**What is being asked**
Restate the entries below word for word, omitting nothing.

(Collected data)
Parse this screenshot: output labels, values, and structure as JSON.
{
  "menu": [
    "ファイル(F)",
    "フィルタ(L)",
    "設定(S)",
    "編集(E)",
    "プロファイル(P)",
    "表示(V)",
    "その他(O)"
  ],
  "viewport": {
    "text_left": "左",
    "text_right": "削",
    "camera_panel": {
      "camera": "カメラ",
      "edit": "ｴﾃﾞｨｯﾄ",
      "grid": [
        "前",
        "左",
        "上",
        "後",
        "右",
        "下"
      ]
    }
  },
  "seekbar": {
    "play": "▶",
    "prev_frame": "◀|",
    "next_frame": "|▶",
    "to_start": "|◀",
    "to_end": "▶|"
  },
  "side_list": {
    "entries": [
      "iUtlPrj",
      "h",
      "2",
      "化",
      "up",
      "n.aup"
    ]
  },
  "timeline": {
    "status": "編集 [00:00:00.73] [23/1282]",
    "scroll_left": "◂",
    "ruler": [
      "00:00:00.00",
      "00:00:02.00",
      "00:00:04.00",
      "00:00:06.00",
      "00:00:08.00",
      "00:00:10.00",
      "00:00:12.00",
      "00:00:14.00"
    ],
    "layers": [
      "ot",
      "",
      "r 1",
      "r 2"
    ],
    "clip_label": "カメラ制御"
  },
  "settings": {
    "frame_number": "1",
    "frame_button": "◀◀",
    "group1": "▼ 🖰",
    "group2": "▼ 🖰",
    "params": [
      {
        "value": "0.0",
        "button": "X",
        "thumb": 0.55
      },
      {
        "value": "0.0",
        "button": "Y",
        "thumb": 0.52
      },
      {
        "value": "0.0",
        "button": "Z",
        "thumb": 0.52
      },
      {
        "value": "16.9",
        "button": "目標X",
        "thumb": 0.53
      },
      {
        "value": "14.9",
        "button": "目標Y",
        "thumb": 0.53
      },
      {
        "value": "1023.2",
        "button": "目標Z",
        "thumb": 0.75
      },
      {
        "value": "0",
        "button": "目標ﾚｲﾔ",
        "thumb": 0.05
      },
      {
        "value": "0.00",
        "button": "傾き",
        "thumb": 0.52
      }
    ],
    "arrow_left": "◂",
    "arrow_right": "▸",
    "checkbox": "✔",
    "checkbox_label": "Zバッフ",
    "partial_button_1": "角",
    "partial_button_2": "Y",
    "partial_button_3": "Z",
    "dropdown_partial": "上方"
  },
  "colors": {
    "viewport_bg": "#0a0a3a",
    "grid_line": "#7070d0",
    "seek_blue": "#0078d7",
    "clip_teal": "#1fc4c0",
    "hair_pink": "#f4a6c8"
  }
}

**Solution for this exercise**
Parse this screenshot: output labels, values, and structure as JSON.
{
  "menu": [
    "ファイル(F)",
    "フィルタ(L)",
    "設定(S)",
    "編集(E)",
    "プロファイル(P)",
    "表示(V)",
    "その他(O)"
  ],
  "viewport": {
    "text_left": "左",
    "text_right": "削",
    "camera_panel": {
      "camera": "カメラ",
      "edit": "ｴﾃﾞｨｯﾄ",
      "grid": [
        "前",
        "左",
        "上",
        "後",
        "右",
        "下"
      ]
    }
  },
  "seekbar": {
    "play": "▶",
    "prev_frame": "◀|",
    "next_frame": "|▶",
    "to_start": "|◀",
    "to_end": "▶|"
  },
  "side_list": {
    "entries": [
      "iUtlPrj",
      "h",
      "2",
      "化",
      "up",
      "n.aup"
    ]
  },
  "timeline": {
    "status": "編集 [00:00:00.73] [23/1282]",
    "scroll_left": "◂",
    "ruler": [
      "00:00:00.00",
      "00:00:02.00",
      "00:00:04.00",
      "00:00:06.00",
      "00:00:08.00",
      "00:00:10.00",
      "00:00:12.00",
      "00:00:14.00"
    ],
    "layers": [
      "ot",
      "",
      "r 1",
      "r 2"
    ],
    "clip_label": "カメラ制御"
  },
  "settings": {
    "frame_number": "1",
    "frame_button": "◀◀",
    "group1": "▼ 🖰",
    "group2": "▼ 🖰",
    "params": [
      {
        "value": "0.0",
        "button": "X",
        "thumb": 0.55
      },
      {
        "value": "0.0",
        "button": "Y",
        "thumb": 0.52
      },
      {
        "value": "0.0",
        "button": "Z",
        "thumb": 0.52
      },
      {
        "value": "16.9",
        "button": "目標X",
        "thumb": 0.53
      },
      {
        "value": "14.9",
        "button": "目標Y",
        "thumb": 0.53
      },
      {
        "value": "1023.2",
        "button": "目標Z",
        "thumb": 0.75
      },
      {
        "value": "0",
        "button": "目標ﾚｲﾔ",
        "thumb": 0.05
      },
      {
        "value": "0.00",
        "button": "傾き",
        "thumb": 0.52
      }
    ],
    "arrow_left": "◂",
    "arrow_right": "▸",
    "checkbox": "✔",
    "checkbox_label": "Zバッフ",
    "partial_button_1": "角",
    "partial_button_2": "Y",
    "partial_button_3": "Z",
    "dropdown_partial": "上方"
  },
  "colors": {
    "viewport_bg": "#0a0a3a",
    "grid_line": "#7070d0",
    "seek_blue": "#0078d7",
    "clip_teal": "#1fc4c0",
    "hair_pink": "#f4a6c8"
  }
}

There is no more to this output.